WHAT NEEDS TO BE DONE: Check every line of the entries below for the word "Water", and copy the ones that have it.

╭─ DATASET ROWS

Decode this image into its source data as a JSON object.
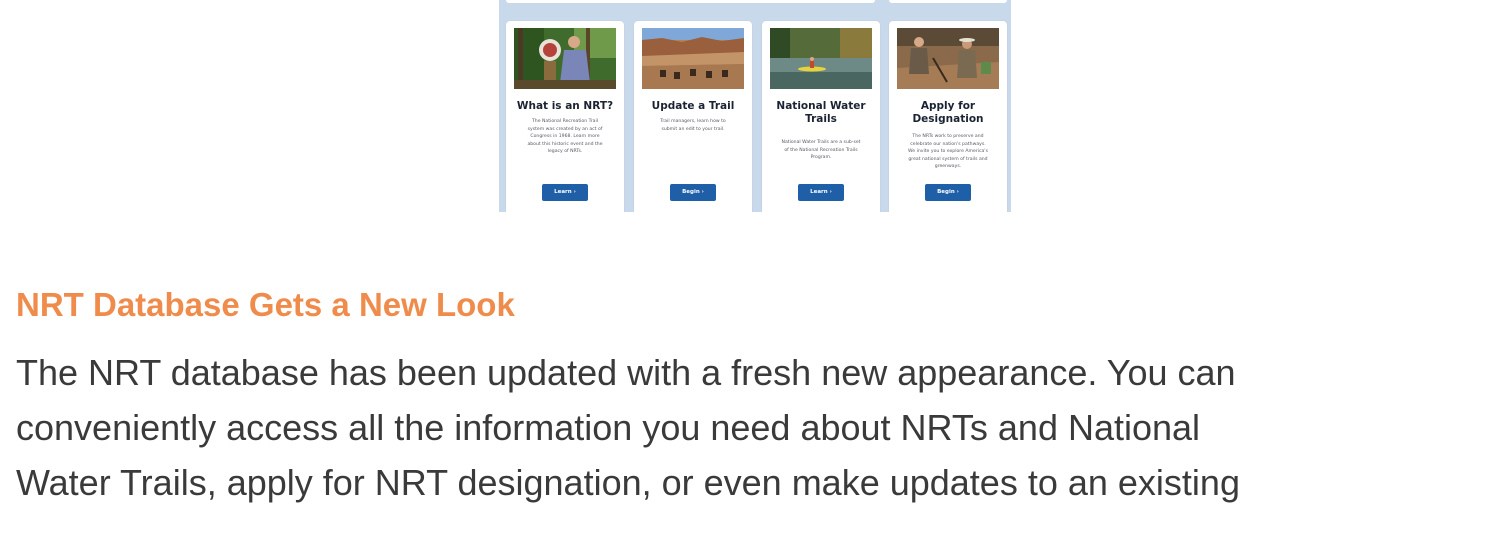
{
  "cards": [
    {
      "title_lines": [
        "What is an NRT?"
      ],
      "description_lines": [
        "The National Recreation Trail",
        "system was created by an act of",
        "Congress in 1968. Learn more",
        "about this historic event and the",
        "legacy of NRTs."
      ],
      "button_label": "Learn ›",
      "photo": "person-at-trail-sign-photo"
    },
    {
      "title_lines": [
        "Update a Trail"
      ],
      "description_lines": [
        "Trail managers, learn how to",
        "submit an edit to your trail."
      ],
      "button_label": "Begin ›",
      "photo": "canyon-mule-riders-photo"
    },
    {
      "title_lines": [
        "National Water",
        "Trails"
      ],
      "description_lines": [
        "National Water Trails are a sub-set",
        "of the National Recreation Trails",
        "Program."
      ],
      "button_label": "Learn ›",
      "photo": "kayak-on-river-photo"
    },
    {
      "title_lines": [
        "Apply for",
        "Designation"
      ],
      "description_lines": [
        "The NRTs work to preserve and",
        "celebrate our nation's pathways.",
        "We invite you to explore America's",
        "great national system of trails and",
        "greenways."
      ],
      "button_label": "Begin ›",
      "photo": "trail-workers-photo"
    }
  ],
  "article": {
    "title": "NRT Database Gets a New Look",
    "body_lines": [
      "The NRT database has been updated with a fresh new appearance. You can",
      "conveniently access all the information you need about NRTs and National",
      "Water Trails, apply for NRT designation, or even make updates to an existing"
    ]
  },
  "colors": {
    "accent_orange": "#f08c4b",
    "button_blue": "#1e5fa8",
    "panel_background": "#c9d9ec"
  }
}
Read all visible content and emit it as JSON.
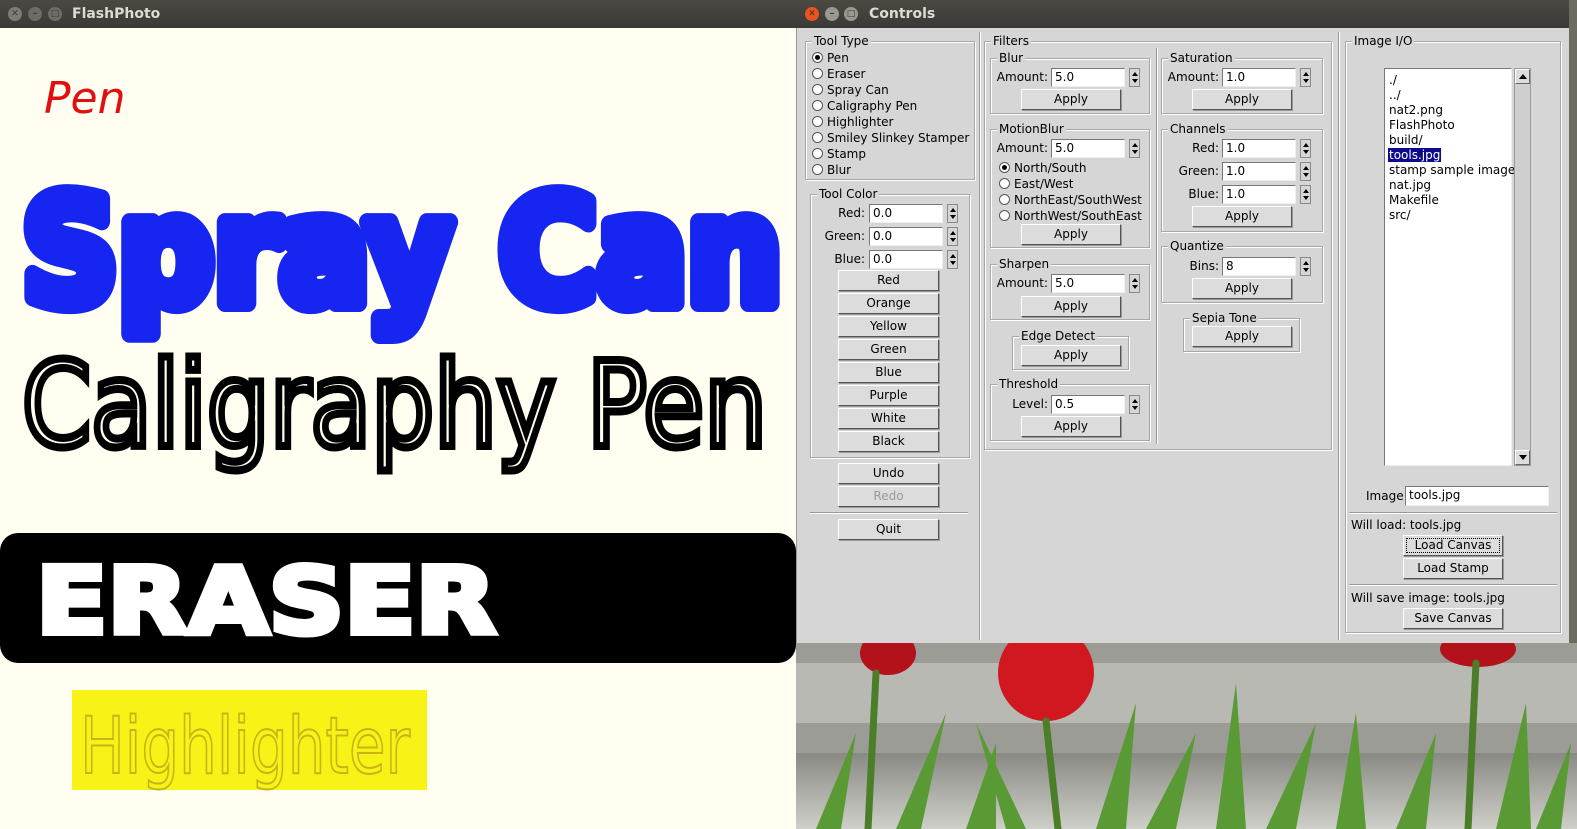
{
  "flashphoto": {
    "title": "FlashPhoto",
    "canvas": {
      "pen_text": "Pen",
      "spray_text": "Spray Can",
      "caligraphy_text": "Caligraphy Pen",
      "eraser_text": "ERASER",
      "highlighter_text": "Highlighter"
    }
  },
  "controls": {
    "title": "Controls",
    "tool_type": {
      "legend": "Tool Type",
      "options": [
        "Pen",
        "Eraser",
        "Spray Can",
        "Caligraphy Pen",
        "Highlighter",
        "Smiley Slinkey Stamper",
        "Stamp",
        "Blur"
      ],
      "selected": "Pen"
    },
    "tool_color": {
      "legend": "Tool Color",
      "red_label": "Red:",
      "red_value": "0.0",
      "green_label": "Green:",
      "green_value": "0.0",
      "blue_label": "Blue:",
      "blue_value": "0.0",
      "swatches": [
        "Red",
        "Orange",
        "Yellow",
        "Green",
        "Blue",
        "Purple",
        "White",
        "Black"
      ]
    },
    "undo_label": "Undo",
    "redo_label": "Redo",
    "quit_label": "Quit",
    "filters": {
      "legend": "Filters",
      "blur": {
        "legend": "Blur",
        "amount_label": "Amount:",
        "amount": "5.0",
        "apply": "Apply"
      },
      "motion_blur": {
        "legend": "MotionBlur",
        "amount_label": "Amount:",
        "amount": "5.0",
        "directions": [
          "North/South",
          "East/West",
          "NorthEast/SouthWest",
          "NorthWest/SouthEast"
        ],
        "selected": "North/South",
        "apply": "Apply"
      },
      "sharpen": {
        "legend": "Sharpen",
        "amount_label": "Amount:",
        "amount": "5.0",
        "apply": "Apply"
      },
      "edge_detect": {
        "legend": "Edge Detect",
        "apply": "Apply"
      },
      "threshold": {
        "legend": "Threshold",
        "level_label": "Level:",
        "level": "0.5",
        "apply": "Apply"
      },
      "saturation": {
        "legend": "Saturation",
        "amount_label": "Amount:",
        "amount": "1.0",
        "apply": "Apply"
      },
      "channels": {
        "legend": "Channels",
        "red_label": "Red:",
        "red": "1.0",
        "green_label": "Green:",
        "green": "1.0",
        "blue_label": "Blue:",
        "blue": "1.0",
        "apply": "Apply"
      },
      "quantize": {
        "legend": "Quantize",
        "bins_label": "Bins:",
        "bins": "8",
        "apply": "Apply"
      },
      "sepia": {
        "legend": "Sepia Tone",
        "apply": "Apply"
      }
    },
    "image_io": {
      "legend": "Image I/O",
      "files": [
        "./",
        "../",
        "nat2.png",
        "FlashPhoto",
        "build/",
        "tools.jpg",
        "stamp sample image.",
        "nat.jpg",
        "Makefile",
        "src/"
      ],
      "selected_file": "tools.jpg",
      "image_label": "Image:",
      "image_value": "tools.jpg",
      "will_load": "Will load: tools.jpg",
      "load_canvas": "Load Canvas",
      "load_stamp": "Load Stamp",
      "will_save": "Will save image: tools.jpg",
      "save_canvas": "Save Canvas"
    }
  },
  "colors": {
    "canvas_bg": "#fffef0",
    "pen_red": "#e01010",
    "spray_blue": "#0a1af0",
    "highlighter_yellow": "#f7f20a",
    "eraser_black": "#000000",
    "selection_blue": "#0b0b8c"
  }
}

╰─

TASK RESPONSE:
        "National Water",
        "National Water Trails are a sub-set",
      "Water Trails, apply for NRT designation, or even make updates to an existing"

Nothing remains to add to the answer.